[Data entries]

○ ○ ○ ○

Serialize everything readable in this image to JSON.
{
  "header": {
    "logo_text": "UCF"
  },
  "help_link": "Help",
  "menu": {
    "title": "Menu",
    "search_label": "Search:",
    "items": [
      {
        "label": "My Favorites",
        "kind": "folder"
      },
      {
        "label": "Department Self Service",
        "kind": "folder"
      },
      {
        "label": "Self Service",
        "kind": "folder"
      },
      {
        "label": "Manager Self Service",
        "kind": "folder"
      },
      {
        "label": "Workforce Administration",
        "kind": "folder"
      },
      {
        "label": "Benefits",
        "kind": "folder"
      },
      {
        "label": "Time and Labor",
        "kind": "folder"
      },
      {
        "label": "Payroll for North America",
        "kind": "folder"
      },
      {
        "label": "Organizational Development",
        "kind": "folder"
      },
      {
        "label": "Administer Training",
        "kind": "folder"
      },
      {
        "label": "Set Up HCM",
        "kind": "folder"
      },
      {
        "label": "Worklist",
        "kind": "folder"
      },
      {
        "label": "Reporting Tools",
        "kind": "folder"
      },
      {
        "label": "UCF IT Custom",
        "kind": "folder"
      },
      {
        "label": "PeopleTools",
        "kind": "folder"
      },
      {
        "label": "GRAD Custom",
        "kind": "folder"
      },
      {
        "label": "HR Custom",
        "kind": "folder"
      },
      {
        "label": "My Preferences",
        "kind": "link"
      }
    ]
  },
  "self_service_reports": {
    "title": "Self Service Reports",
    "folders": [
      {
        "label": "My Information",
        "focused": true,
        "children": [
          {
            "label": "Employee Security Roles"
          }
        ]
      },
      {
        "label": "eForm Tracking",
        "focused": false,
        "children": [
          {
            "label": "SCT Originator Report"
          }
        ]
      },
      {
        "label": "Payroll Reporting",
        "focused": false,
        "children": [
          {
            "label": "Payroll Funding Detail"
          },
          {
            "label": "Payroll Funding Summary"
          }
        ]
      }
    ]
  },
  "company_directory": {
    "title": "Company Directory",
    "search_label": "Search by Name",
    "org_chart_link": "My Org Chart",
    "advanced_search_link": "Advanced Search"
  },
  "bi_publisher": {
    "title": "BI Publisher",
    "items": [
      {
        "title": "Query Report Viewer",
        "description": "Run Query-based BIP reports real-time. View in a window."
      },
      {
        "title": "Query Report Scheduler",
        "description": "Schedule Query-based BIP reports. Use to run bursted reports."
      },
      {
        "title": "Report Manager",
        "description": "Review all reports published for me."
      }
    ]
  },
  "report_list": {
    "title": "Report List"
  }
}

○ ○ ○ ○

### WHAT YOU NEED TO DO
Please quote the records above exactly, without skipping a line.

### RESULT OF THE TASK
Serialize everything readable in this image to JSON.
{
  "header": {
    "logo_text": "UCF"
  },
  "help_link": "Help",
  "menu": {
    "title": "Menu",
    "search_label": "Search:",
    "items": [
      {
        "label": "My Favorites",
        "kind": "folder"
      },
      {
        "label": "Department Self Service",
        "kind": "folder"
      },
      {
        "label": "Self Service",
        "kind": "folder"
      },
      {
        "label": "Manager Self Service",
        "kind": "folder"
      },
      {
        "label": "Workforce Administration",
        "kind": "folder"
      },
      {
        "label": "Benefits",
        "kind": "folder"
      },
      {
        "label": "Time and Labor",
        "kind": "folder"
      },
      {
        "label": "Payroll for North America",
        "kind": "folder"
      },
      {
        "label": "Organizational Development",
        "kind": "folder"
      },
      {
        "label": "Administer Training",
        "kind": "folder"
      },
      {
        "label": "Set Up HCM",
        "kind": "folder"
      },
      {
        "label": "Worklist",
        "kind": "folder"
      },
      {
        "label": "Reporting Tools",
        "kind": "folder"
      },
      {
        "label": "UCF IT Custom",
        "kind": "folder"
      },
      {
        "label": "PeopleTools",
        "kind": "folder"
      },
      {
        "label": "GRAD Custom",
        "kind": "folder"
      },
      {
        "label": "HR Custom",
        "kind": "folder"
      },
      {
        "label": "My Preferences",
        "kind": "link"
      }
    ]
  },
  "self_service_reports": {
    "title": "Self Service Reports",
    "folders": [
      {
        "label": "My Information",
        "focused": true,
        "children": [
          {
            "label": "Employee Security Roles"
          }
        ]
      },
      {
        "label": "eForm Tracking",
        "focused": false,
        "children": [
          {
            "label": "SCT Originator Report"
          }
        ]
      },
      {
        "label": "Payroll Reporting",
        "focused": false,
        "children": [
          {
            "label": "Payroll Funding Detail"
          },
          {
            "label": "Payroll Funding Summary"
          }
        ]
      }
    ]
  },
  "company_directory": {
    "title": "Company Directory",
    "search_label": "Search by Name",
    "org_chart_link": "My Org Chart",
    "advanced_search_link": "Advanced Search"
  },
  "bi_publisher": {
    "title": "BI Publisher",
    "items": [
      {
        "title": "Query Report Viewer",
        "description": "Run Query-based BIP reports real-time. View in a window."
      },
      {
        "title": "Query Report Scheduler",
        "description": "Schedule Query-based BIP reports. Use to run bursted reports."
      },
      {
        "title": "Report Manager",
        "description": "Review all reports published for me."
      }
    ]
  },
  "report_list": {
    "title": "Report List"
  }
}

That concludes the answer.